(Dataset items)
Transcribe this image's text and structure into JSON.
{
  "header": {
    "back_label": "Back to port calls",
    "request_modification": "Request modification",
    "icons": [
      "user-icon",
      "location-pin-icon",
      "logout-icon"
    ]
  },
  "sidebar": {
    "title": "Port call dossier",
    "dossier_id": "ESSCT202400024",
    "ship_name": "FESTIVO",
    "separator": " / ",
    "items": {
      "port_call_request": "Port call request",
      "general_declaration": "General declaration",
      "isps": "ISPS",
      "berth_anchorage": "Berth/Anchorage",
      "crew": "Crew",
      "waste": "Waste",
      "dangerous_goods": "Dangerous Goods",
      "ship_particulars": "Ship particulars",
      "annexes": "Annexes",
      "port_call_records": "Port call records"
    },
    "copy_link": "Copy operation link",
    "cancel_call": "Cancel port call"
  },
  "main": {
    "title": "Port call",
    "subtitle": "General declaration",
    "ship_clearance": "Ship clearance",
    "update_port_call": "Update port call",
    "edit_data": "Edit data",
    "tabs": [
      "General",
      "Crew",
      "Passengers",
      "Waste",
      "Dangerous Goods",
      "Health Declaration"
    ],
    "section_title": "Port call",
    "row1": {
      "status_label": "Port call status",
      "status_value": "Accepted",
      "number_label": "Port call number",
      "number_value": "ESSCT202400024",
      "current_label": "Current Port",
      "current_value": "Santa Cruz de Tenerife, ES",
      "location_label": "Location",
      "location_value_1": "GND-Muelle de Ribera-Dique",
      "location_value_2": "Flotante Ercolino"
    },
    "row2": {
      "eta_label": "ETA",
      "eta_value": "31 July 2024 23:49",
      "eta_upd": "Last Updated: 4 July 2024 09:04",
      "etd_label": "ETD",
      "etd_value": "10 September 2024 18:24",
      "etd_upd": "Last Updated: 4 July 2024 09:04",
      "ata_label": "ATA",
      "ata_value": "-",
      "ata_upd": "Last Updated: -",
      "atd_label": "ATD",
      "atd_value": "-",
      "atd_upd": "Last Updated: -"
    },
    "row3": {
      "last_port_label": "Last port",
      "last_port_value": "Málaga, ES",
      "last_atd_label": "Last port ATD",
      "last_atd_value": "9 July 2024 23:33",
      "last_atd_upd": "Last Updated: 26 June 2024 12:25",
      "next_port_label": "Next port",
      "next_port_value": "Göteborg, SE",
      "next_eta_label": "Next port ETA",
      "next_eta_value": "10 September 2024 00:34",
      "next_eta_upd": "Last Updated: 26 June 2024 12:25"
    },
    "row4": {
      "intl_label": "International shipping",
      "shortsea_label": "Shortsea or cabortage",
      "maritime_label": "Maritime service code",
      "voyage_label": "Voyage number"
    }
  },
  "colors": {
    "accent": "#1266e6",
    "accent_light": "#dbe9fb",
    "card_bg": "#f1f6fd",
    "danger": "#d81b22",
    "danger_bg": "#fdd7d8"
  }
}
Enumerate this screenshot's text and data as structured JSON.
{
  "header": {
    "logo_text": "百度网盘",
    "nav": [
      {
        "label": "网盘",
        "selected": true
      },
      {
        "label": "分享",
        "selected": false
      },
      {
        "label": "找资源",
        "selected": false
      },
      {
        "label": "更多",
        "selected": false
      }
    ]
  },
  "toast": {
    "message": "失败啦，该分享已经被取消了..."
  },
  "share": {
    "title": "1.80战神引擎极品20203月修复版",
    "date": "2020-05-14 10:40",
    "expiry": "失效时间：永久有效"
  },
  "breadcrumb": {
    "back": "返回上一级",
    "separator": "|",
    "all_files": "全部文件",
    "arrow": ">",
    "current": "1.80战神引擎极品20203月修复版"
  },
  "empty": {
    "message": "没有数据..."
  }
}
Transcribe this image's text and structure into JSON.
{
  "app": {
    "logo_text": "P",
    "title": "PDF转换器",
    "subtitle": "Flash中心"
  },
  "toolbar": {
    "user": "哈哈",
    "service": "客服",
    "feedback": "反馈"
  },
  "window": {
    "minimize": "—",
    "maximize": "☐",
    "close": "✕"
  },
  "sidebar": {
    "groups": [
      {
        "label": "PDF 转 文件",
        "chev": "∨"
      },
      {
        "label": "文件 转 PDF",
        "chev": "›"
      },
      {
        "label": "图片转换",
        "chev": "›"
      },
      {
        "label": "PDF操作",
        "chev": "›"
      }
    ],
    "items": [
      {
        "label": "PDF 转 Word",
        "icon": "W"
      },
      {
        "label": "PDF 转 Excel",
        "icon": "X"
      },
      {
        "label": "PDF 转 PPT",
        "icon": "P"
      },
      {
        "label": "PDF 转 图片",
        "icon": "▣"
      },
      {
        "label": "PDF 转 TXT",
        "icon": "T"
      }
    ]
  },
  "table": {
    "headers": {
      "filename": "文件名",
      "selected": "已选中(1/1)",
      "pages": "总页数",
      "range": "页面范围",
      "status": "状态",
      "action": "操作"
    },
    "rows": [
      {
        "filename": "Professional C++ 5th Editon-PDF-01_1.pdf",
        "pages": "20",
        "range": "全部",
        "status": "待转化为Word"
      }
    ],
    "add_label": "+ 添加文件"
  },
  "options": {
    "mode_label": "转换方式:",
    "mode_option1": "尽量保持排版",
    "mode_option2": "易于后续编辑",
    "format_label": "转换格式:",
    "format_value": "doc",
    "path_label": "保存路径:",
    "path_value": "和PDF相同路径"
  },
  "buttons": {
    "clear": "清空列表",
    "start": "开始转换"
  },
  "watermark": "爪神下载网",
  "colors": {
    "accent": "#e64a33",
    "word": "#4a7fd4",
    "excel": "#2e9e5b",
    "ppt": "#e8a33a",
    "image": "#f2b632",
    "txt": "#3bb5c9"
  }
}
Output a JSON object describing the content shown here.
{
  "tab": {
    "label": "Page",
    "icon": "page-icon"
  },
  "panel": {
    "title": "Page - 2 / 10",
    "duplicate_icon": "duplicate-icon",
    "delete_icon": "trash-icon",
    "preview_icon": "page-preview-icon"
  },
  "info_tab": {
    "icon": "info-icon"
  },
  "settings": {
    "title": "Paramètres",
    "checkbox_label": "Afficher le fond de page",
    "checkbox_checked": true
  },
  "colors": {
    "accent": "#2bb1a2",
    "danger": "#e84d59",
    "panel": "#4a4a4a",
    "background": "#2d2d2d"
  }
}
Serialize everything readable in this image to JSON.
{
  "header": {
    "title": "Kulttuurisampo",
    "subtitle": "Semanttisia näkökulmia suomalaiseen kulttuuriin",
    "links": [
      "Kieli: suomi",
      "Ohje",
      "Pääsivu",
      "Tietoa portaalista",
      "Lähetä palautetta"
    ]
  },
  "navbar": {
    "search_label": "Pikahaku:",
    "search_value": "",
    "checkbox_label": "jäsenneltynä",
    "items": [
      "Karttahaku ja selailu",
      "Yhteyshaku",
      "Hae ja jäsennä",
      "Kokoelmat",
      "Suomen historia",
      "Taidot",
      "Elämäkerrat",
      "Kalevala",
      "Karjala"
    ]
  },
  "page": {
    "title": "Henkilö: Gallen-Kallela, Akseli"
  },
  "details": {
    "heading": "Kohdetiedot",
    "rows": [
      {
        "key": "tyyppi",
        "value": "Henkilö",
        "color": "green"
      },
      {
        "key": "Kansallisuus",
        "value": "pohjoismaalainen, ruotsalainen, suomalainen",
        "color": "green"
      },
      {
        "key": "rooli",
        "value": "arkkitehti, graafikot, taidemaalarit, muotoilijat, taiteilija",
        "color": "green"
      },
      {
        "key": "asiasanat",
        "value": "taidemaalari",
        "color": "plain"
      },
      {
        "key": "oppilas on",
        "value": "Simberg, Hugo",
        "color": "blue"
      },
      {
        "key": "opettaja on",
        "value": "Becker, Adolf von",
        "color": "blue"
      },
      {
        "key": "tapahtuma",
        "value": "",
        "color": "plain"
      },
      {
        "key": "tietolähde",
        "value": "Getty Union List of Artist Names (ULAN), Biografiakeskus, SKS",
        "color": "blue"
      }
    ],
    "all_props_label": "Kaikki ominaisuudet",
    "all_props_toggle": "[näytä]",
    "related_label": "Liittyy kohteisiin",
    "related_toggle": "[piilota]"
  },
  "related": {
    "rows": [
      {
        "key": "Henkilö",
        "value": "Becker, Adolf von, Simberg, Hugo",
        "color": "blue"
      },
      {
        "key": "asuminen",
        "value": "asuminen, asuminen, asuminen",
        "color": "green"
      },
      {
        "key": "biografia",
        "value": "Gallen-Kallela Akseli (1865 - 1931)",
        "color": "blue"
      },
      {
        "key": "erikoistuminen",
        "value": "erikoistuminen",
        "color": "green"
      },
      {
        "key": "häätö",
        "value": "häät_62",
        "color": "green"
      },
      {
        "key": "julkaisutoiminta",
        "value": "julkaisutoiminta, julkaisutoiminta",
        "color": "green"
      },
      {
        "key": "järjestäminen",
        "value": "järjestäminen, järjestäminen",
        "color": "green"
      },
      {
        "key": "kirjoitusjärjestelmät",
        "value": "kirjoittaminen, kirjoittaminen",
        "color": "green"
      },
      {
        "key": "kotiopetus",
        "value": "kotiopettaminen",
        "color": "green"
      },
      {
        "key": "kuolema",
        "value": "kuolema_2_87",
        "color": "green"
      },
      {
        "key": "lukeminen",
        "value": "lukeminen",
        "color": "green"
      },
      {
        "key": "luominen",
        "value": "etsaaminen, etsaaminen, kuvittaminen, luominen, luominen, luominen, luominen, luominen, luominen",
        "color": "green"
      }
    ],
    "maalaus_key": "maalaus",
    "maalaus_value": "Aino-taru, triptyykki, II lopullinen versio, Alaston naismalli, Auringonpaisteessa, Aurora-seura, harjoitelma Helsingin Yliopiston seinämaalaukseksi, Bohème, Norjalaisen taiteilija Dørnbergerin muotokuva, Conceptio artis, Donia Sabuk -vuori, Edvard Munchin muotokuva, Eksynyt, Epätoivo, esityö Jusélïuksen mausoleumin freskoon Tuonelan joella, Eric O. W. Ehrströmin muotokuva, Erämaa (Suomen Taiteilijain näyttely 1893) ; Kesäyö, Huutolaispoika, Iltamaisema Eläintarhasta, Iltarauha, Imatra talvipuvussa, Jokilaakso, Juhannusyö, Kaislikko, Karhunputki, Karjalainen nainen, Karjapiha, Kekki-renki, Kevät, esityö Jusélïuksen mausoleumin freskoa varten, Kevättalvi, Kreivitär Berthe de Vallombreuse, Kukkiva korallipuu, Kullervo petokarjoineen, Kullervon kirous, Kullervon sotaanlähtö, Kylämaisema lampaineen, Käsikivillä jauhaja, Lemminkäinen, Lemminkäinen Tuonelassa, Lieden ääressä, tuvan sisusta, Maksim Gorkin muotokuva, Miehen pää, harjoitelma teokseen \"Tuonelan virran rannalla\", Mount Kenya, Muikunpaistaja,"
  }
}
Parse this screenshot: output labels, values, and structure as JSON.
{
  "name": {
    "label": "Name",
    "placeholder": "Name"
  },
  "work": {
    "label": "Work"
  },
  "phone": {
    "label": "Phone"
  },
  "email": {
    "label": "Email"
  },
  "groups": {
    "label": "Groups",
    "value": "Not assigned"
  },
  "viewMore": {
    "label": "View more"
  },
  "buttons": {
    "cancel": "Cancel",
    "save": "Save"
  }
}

# [PROBLEM DETAILS]
Check each line above for the word "Adolf" and copy the ones that have it.

# [TASK ANSWER]
        "value": "Becker, Adolf von",
        "value": "Becker, Adolf von, Simberg, Hugo",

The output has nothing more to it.